EXERCISE DIRECTIONS: Exactly reproduce the line that contains "Decode this image" and all lines after it in the entries below, through the very last line.

<<<<

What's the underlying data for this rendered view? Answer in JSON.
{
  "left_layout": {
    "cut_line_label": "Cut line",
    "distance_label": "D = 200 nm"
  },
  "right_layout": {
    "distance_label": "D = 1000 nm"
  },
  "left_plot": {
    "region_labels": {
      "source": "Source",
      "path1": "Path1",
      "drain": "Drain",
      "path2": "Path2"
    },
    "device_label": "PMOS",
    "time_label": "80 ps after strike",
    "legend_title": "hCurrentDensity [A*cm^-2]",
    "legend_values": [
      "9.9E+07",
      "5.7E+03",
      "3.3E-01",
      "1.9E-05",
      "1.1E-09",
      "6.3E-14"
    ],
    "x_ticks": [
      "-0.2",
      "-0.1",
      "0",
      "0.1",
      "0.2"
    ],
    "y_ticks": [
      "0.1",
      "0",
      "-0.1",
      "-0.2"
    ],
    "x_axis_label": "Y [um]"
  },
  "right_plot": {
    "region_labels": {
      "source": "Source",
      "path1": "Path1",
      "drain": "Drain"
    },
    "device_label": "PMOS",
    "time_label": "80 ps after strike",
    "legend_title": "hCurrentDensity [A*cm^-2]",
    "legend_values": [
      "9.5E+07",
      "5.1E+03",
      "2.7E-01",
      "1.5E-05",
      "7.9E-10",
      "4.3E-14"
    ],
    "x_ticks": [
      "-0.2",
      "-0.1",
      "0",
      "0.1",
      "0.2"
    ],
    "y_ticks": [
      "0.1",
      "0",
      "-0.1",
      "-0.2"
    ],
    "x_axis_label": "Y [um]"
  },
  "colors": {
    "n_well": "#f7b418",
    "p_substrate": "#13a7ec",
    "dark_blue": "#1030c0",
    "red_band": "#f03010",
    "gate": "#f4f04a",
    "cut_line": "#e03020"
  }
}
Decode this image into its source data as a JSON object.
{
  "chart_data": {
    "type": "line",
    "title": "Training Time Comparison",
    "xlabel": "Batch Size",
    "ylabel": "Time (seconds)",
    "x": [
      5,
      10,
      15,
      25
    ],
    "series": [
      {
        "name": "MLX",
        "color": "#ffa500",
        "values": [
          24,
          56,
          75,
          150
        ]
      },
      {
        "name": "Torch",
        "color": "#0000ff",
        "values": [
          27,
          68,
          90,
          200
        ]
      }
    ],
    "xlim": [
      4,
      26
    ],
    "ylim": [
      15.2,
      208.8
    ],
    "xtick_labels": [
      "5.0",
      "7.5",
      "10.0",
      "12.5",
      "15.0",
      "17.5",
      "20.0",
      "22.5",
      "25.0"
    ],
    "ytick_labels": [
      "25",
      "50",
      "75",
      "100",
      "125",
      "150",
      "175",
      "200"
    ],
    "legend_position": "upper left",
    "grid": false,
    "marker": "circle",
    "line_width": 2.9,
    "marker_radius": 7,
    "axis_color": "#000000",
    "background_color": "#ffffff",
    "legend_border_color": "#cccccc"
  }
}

>>>>

OUTPUT OF THE TASK:
Decode this image into its source data as a JSON object.
{
  "chart_data": {
    "type": "line",
    "title": "Training Time Comparison",
    "xlabel": "Batch Size",
    "ylabel": "Time (seconds)",
    "x": [
      5,
      10,
      15,
      25
    ],
    "series": [
      {
        "name": "MLX",
        "color": "#ffa500",
        "values": [
          24,
          56,
          75,
          150
        ]
      },
      {
        "name": "Torch",
        "color": "#0000ff",
        "values": [
          27,
          68,
          90,
          200
        ]
      }
    ],
    "xlim": [
      4,
      26
    ],
    "ylim": [
      15.2,
      208.8
    ],
    "xtick_labels": [
      "5.0",
      "7.5",
      "10.0",
      "12.5",
      "15.0",
      "17.5",
      "20.0",
      "22.5",
      "25.0"
    ],
    "ytick_labels": [
      "25",
      "50",
      "75",
      "100",
      "125",
      "150",
      "175",
      "200"
    ],
    "legend_position": "upper left",
    "grid": false,
    "marker": "circle",
    "line_width": 2.9,
    "marker_radius": 7,
    "axis_color": "#000000",
    "background_color": "#ffffff",
    "legend_border_color": "#cccccc"
  }
}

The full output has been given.